--- GIVEN PROBLEM ---
Which lines in the records below contain the string "player"? Pull out each of them.
━━━━
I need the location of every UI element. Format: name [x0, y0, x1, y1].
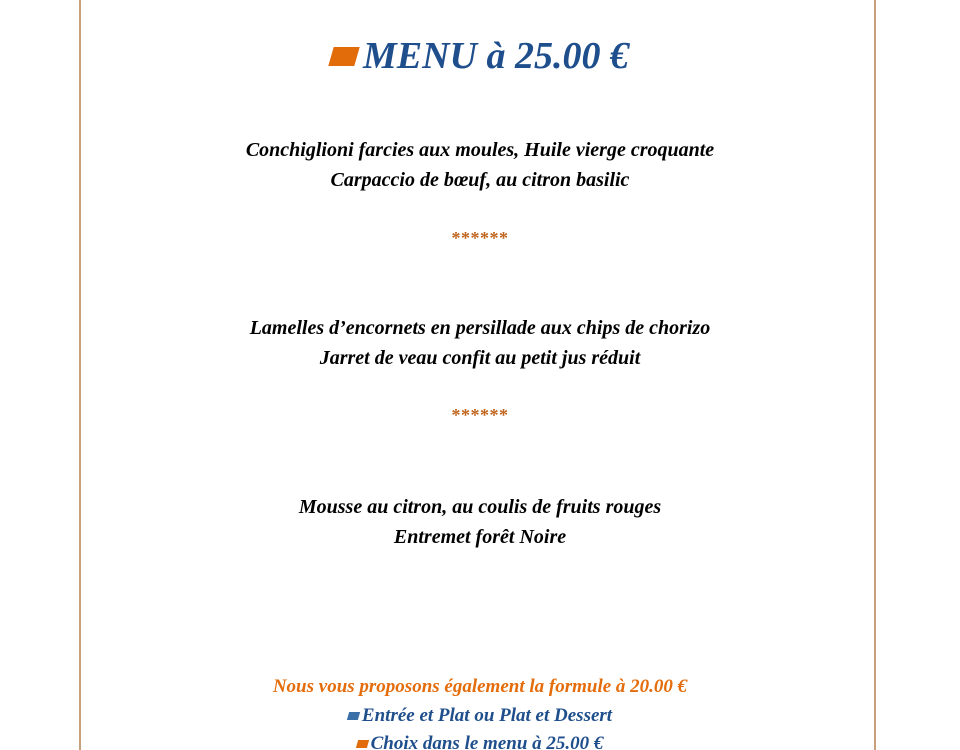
course-separator: ******: [451, 228, 509, 248]
menu-title-text: MENU à 25.00 €: [362, 35, 630, 77]
formula-option-text: Entrée et Plat ou Plat et Dessert: [361, 705, 613, 726]
square-bullet-icon: [355, 740, 368, 748]
formula-option: [0, 731, 960, 750]
square-bullet-icon: [347, 712, 360, 720]
course-separator: ******: [451, 405, 509, 425]
page-border: [79, 0, 876, 750]
starter-item: Conchiglioni farcies aux moules, Huile vierge croquante: [245, 139, 715, 161]
square-bullet-icon: [328, 47, 359, 66]
menu-title: [0, 34, 960, 78]
formula-option-text: Choix dans le menu à 25.00 €: [370, 733, 604, 750]
formula-note: Nous vous proposons également la formule à 20.00 €: [272, 676, 688, 697]
dessert-item: Entremet forêt Noire: [393, 526, 567, 548]
formula-option: [0, 703, 960, 729]
main-course-item: Lamelles d’encornets en persillade aux chips de chorizo: [249, 317, 711, 339]
main-course-item: Jarret de veau confit au petit jus réduit: [319, 347, 641, 369]
dessert-item: Mousse au citron, au coulis de fruits rouges: [298, 496, 662, 518]
starter-item: Carpaccio de bœuf, au citron basilic: [330, 169, 630, 191]
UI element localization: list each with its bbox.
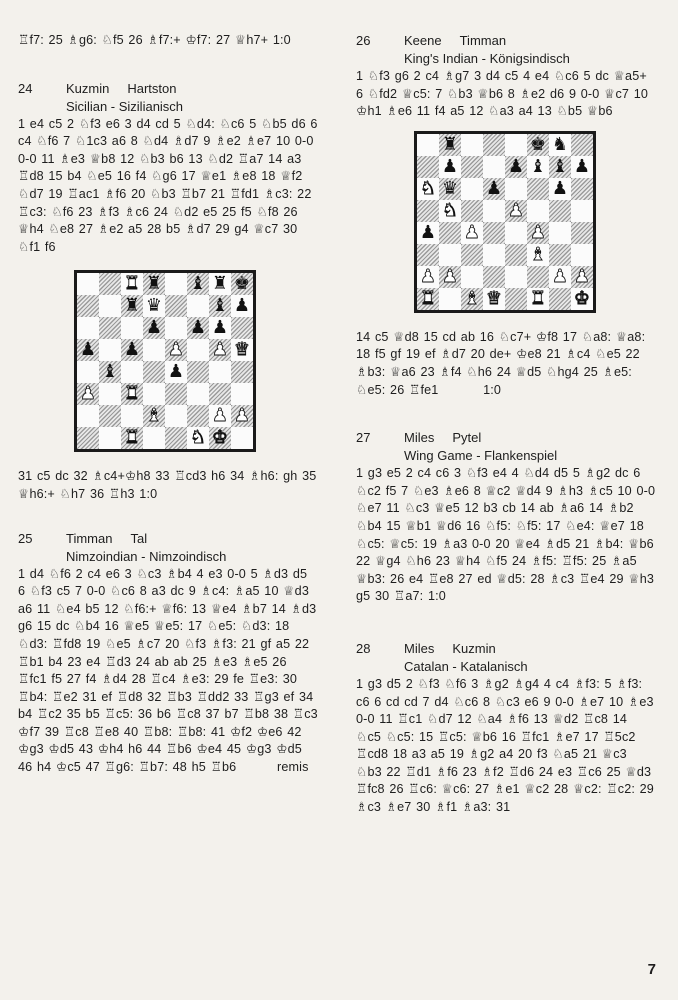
square-g8 (209, 273, 231, 295)
square-g7 (549, 156, 571, 178)
square-a5 (77, 339, 99, 361)
white-knight-icon: ♞ (189, 427, 207, 449)
black-pawn-icon: ♟ (189, 317, 207, 339)
white-pawn-icon: ♟ (79, 383, 97, 405)
square-e6 (165, 317, 187, 339)
square-b1 (439, 288, 461, 310)
white-pawn-icon: ♟ (419, 265, 437, 287)
page-number: 7 (647, 961, 656, 978)
game-27-header (356, 429, 656, 465)
black-player: Tal (130, 530, 148, 546)
square-a5 (417, 200, 439, 222)
square-a8 (77, 273, 99, 295)
white-knight-icon: ♞ (419, 177, 437, 199)
game-result: remis (276, 760, 309, 775)
white-rook-icon: ♜ (123, 383, 141, 405)
white-king-icon: ♚ (211, 427, 229, 449)
chess-diagram (74, 270, 256, 452)
white-bishop-icon: ♝ (529, 243, 547, 265)
square-d4 (483, 222, 505, 244)
square-c8 (121, 273, 143, 295)
square-b8 (439, 134, 461, 156)
square-h2 (571, 266, 593, 288)
white-pawn-icon: ♟ (573, 265, 591, 287)
square-h2 (231, 405, 253, 427)
black-pawn-icon: ♟ (233, 295, 251, 317)
square-f8 (187, 273, 209, 295)
game-25-moves: 1 d4 ♘f6 2 c4 e6 3 ♘c3 ♗b4 4 e3 0-0 5 ♗d3 d5 6 ♘f3 c5 7 0-0 ♘c6 8 a3 dc 9 ♗c4: ♗a5 10 ♕d3 a6 11 ♘e4 b5 12 ♘f6:+ ♕f6: 13 ♕e4 ♗b7 14 ♗d3 g6 15 dc ♘b4 16 ♕e5 ♕e5: 17 ♘e5: ♘d3: 18 ♘d3: ♖fd8 19 ♘e5 ♗c7 20 ♘f3 ♗f3: 21 gf a5 22 ♖b1 b4 23 e4 ♖d3 24 ab ab 25 ♗e3 ♗e5 26 ♖fc1 f5 27 f4 ♗d4 28 ♖c4 ♗e3: 29 fe ♖e3: 30 ♖b4: ♖e2 31 ef ♖d8 32 ♖b3 ♖dd2 33 ♖g3 ef 34 b4 ♖c2 35 b5 ♖c5: 36 b6 ♖c8 37 b7 ♖b8 38 ♖c3 ♔f7 39 ♖c8 ♖e8 40 ♖b8: ♖b8: 41 ♔f2 ♔e6 42 ♔g3 ♔d5 43 ♔h4 h6 44 ♖b6 ♔e4 45 ♔g3 ♔d5 46 h4 ♔c5 47 ♖g6: ♖b7: 48 h5 ♖b6 remis (18, 566, 318, 775)
game-25-header (18, 530, 318, 566)
square-d2 (143, 405, 165, 427)
black-king-icon: ♚ (529, 133, 547, 155)
white-rook-icon: ♜ (123, 427, 141, 449)
black-pawn-icon: ♟ (551, 177, 569, 199)
square-f7 (527, 156, 549, 178)
square-c1 (121, 427, 143, 449)
square-e1 (165, 427, 187, 449)
square-c6 (121, 317, 143, 339)
square-d3 (483, 244, 505, 266)
square-d6 (483, 178, 505, 200)
white-player: Miles (404, 430, 435, 446)
square-g6 (209, 317, 231, 339)
square-e7 (505, 156, 527, 178)
black-player: Timman (459, 33, 507, 48)
black-bishop-icon: ♝ (529, 155, 547, 177)
black-pawn-icon: ♟ (123, 339, 141, 361)
square-h6 (571, 178, 593, 200)
square-g5 (209, 339, 231, 361)
square-h8 (571, 134, 593, 156)
square-b3 (439, 244, 461, 266)
white-king-icon: ♚ (573, 287, 591, 309)
square-e2 (165, 405, 187, 427)
square-b5 (99, 339, 121, 361)
black-pawn-icon: ♟ (441, 155, 459, 177)
game-24-final-moves: 31 c5 dc 32 ♗c4+♔h8 33 ♖cd3 h6 34 ♗h6: gh 35 ♕h6:+ ♘h7 36 ♖h3 1:0 (18, 469, 317, 501)
game-27-moves: 1 g3 e5 2 c4 c6 3 ♘f3 e4 4 ♘d4 d5 5 ♗g2 dc 6 ♘c2 f5 7 ♘e3 ♗e6 8 ♕c2 ♕d4 9 ♗h3 ♗c5 10 0-0 ♘e7 11 ♘c3 ♕e5 12 b3 cb 14 ab ♗a6 14 ♗b2 ♘b4 15 ♕b1 ♕d6 16 ♘f5: ♘f5: 17 ♘e4: ♕e7 18 ♘c5: ♕c5: 19 ♗a3 0-0 20 ♕e4 ♗d5 21 ♗b4: ♕b6 22 ♕g4 ♘h6 23 ♕h4 ♘f5 24 ♗f5: ♖f5: 25 ♗a5 ♕b3: 26 e4 ♖e8 27 ed ♕d5: 28 ♗c3 ♖e4 29 ♕h3 g5 30 ♖a7: 1:0 (356, 466, 656, 604)
black-player: Pytel (452, 430, 482, 446)
white-pawn-icon: ♟ (441, 265, 459, 287)
opening-name: Wing Game - Flankenspiel (404, 448, 558, 464)
square-f4 (187, 361, 209, 383)
square-h5 (231, 339, 253, 361)
square-c1 (461, 288, 483, 310)
square-d3 (143, 383, 165, 405)
black-player: Hartston (127, 80, 177, 96)
square-g4 (549, 222, 571, 244)
white-pawn-icon: ♟ (507, 199, 525, 221)
white-player: Kuzmin (66, 80, 110, 96)
square-h4 (571, 222, 593, 244)
black-pawn-icon: ♟ (573, 155, 591, 177)
square-d6 (143, 317, 165, 339)
square-h8 (231, 273, 253, 295)
square-f7 (187, 295, 209, 317)
square-g6 (549, 178, 571, 200)
white-rook-icon: ♜ (529, 287, 547, 309)
square-b2 (99, 405, 121, 427)
square-b4 (439, 222, 461, 244)
white-queen-icon: ♛ (233, 339, 251, 361)
square-a1 (77, 427, 99, 449)
black-pawn-icon: ♟ (79, 339, 97, 361)
black-rook-icon: ♜ (211, 273, 229, 295)
square-b4 (99, 361, 121, 383)
square-c4 (461, 222, 483, 244)
game-number: 25 (18, 530, 33, 546)
square-b2 (439, 266, 461, 288)
square-d7 (143, 295, 165, 317)
black-pawn-icon: ♟ (419, 221, 437, 243)
square-f6 (187, 317, 209, 339)
square-h5 (571, 200, 593, 222)
square-g1 (209, 427, 231, 449)
white-rook-icon: ♜ (419, 287, 437, 309)
square-a8 (417, 134, 439, 156)
square-f6 (527, 178, 549, 200)
square-c6 (461, 178, 483, 200)
square-d4 (143, 361, 165, 383)
game-number: 26 (356, 33, 371, 48)
game-number: 28 (356, 640, 371, 656)
square-a3 (77, 383, 99, 405)
white-pawn-icon: ♟ (233, 405, 251, 427)
square-h4 (231, 361, 253, 383)
white-player: Keene (404, 33, 442, 48)
opening-name: King's Indian - Königsindisch (404, 51, 570, 66)
square-a7 (417, 156, 439, 178)
black-rook-icon: ♜ (145, 273, 163, 295)
game-24-moves: 1 e4 c5 2 ♘f3 e6 3 d4 cd 5 ♘d4: ♘c6 5 ♘b5 d6 6 c4 ♘f6 7 ♘1c3 a6 8 ♘d4 ♗d7 9 ♗e2 ♗e7 10 0-0 0-0 11 ♗e3 ♕b8 12 ♘b3 b6 13 ♘d2 ♖a7 14 a3 ♖d8 15 b4 ♘e5 16 f4 ♘g6 17 ♕e1 ♗e8 18 ♕f2 ♘d7 19 ♖ac1 ♗f6 20 ♘b3 ♖b7 21 ♖fd1 ♗c3: 22 ♖c3: ♘f6 23 ♗f3 ♗c6 24 ♘d2 e5 25 f5 ♘f8 26 ♕h4 ♘e8 27 ♗e2 a5 28 b5 ♗d7 29 g4 ♕c7 30 ♘f1 f6 (18, 116, 318, 254)
opening-name: Nimzoindian - Nimzoindisch (66, 548, 227, 564)
square-e3 (165, 383, 187, 405)
black-bishop-icon: ♝ (101, 361, 119, 383)
left-column (18, 32, 318, 777)
square-b8 (99, 273, 121, 295)
square-c7 (461, 156, 483, 178)
square-f5 (187, 339, 209, 361)
square-d5 (483, 200, 505, 222)
square-e7 (165, 295, 187, 317)
square-e8 (165, 273, 187, 295)
white-knight-icon: ♞ (441, 199, 459, 221)
game-28-header (356, 640, 656, 676)
square-h7 (231, 295, 253, 317)
right-column (356, 32, 656, 817)
square-b1 (99, 427, 121, 449)
black-queen-icon: ♛ (145, 295, 163, 317)
square-d8 (143, 273, 165, 295)
square-b7 (99, 295, 121, 317)
square-c5 (461, 200, 483, 222)
chess-diagram (414, 131, 596, 313)
square-e5 (505, 200, 527, 222)
square-g4 (209, 361, 231, 383)
square-g5 (549, 200, 571, 222)
square-e4 (165, 361, 187, 383)
game-result: 1:0 (483, 382, 502, 397)
white-player: Miles (404, 640, 435, 656)
black-bishop-icon: ♝ (189, 273, 207, 295)
opening-name: Catalan - Katalanisch (404, 658, 528, 674)
square-f2 (527, 266, 549, 288)
black-bishop-icon: ♝ (211, 295, 229, 317)
square-h6 (231, 317, 253, 339)
black-pawn-icon: ♟ (145, 317, 163, 339)
black-pawn-icon: ♟ (485, 177, 503, 199)
game-number: 27 (356, 430, 371, 446)
square-a3 (417, 244, 439, 266)
square-d5 (143, 339, 165, 361)
square-g1 (549, 288, 571, 310)
square-f3 (187, 383, 209, 405)
square-g7 (209, 295, 231, 317)
game-26-moves: 1 ♘f3 g6 2 c4 ♗g7 3 d4 c5 4 e4 ♘c6 5 dc ♕a5+ 6 ♘fd2 ♕c5: 7 ♘b3 ♕b6 8 ♗e2 d6 9 0-0 ♕c7 10 ♔h1 ♗e6 11 f4 a5 12 ♘a3 a4 13 ♘b5 ♕b6 (356, 69, 649, 119)
square-g3 (549, 244, 571, 266)
square-d7 (483, 156, 505, 178)
square-e6 (505, 178, 527, 200)
square-f1 (527, 288, 549, 310)
square-f1 (187, 427, 209, 449)
square-a1 (417, 288, 439, 310)
black-pawn-icon: ♟ (211, 317, 229, 339)
white-player: Timman (66, 530, 113, 546)
square-a2 (77, 405, 99, 427)
white-rook-icon: ♜ (123, 273, 141, 295)
square-a7 (77, 295, 99, 317)
square-f8 (527, 134, 549, 156)
game-24-header (18, 80, 318, 116)
square-g2 (549, 266, 571, 288)
square-a2 (417, 266, 439, 288)
square-b5 (439, 200, 461, 222)
square-a6 (77, 317, 99, 339)
square-b6 (99, 317, 121, 339)
square-h3 (571, 244, 593, 266)
square-d2 (483, 266, 505, 288)
game-26-header (356, 32, 656, 68)
square-c7 (121, 295, 143, 317)
black-player: Kuzmin (452, 640, 496, 656)
white-queen-icon: ♛ (485, 287, 503, 309)
square-h1 (571, 288, 593, 310)
square-b3 (99, 383, 121, 405)
square-e5 (165, 339, 187, 361)
white-bishop-icon: ♝ (463, 287, 481, 309)
square-f5 (527, 200, 549, 222)
square-d1 (143, 427, 165, 449)
square-d8 (483, 134, 505, 156)
square-c3 (121, 383, 143, 405)
black-rook-icon: ♜ (123, 295, 141, 317)
black-pawn-icon: ♟ (167, 361, 185, 383)
square-g3 (209, 383, 231, 405)
square-c5 (121, 339, 143, 361)
white-pawn-icon: ♟ (463, 221, 481, 243)
black-knight-icon: ♞ (551, 133, 569, 155)
white-pawn-icon: ♟ (211, 339, 229, 361)
opening-name: Sicilian - Sizilianisch (66, 98, 184, 114)
black-bishop-icon: ♝ (551, 155, 569, 177)
square-e1 (505, 288, 527, 310)
square-f3 (527, 244, 549, 266)
square-h3 (231, 383, 253, 405)
white-pawn-icon: ♟ (551, 265, 569, 287)
square-c2 (121, 405, 143, 427)
white-pawn-icon: ♟ (529, 221, 547, 243)
square-c2 (461, 266, 483, 288)
white-pawn-icon: ♟ (167, 339, 185, 361)
square-c4 (121, 361, 143, 383)
square-b7 (439, 156, 461, 178)
square-h7 (571, 156, 593, 178)
square-e3 (505, 244, 527, 266)
square-c8 (461, 134, 483, 156)
square-e4 (505, 222, 527, 244)
square-a6 (417, 178, 439, 200)
square-g2 (209, 405, 231, 427)
square-f2 (187, 405, 209, 427)
game-number: 24 (18, 80, 33, 96)
black-queen-icon: ♛ (441, 177, 459, 199)
game-26-final-moves: 14 c5 ♕d8 15 cd ab 16 ♘c7+ ♔f8 17 ♘a8: ♕a8: 18 f5 gf 19 ef ♗d7 20 de+ ♔e8 21 ♗c4 ♘e5 22 ♗b3: ♕a6 23 ♗f4 ♘h6 24 ♕d5 ♘hg4 25 ♗e5: ♘e5: 26 ♖fe1 1:0 (356, 329, 646, 397)
square-f4 (527, 222, 549, 244)
white-bishop-icon: ♝ (145, 405, 163, 427)
black-pawn-icon: ♟ (507, 155, 525, 177)
continued-moves: ♖f7: 25 ♗g6: ♘f5 26 ♗f7:+ ♔f7: 27 ♕h7+ 1:0 (18, 33, 291, 47)
game-28-moves: 1 g3 d5 2 ♘f3 ♘f6 3 ♗g2 ♗g4 4 c4 ♗f3: 5 ♗f3: c6 6 cd cd 7 d4 ♘c6 8 ♘c3 e6 9 0-0 ♗e7 10 ♗e3 0-0 11 ♖c1 ♘d7 12 ♘a4 ♗f6 13 ♕d2 ♖c8 14 ♘c5 ♘c5: 15 ♖c5: ♕b6 16 ♖fc1 ♗e7 17 ♖5c2 ♖cd8 18 a3 a5 19 ♗g2 a4 20 f3 ♘a5 21 ♕c3 ♘b3 22 ♖d1 ♗f6 23 ♗f2 ♖d6 24 e3 ♖c6 25 ♕d3 ♖fc8 26 ♖c6: ♕c6: 27 ♗e1 ♕c2 28 ♕c2: ♖c2: 29 ♗c3 ♗e7 30 ♗f1 ♗a3: 31 (356, 676, 654, 815)
white-pawn-icon: ♟ (211, 405, 229, 427)
square-a4 (77, 361, 99, 383)
square-d1 (483, 288, 505, 310)
square-a4 (417, 222, 439, 244)
square-e2 (505, 266, 527, 288)
black-king-icon: ♚ (233, 273, 251, 295)
square-g8 (549, 134, 571, 156)
square-b6 (439, 178, 461, 200)
square-c3 (461, 244, 483, 266)
square-h1 (231, 427, 253, 449)
square-e8 (505, 134, 527, 156)
black-rook-icon: ♜ (441, 133, 459, 155)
━━━━
--- PROBLEM SOLUTION ---
black-player: Tal (130, 530, 148, 546)
white-player: Miles (404, 430, 435, 446)
black-player: Timman (459, 33, 507, 48)
black-player: Pytel (452, 430, 482, 446)
black-player: Hartston (127, 80, 177, 96)
white-player: Kuzmin (66, 80, 110, 96)
white-player: Keene (404, 33, 442, 48)
white-player: Miles (404, 640, 435, 656)
white-player: Timman (66, 530, 113, 546)
black-player: Kuzmin (452, 640, 496, 656)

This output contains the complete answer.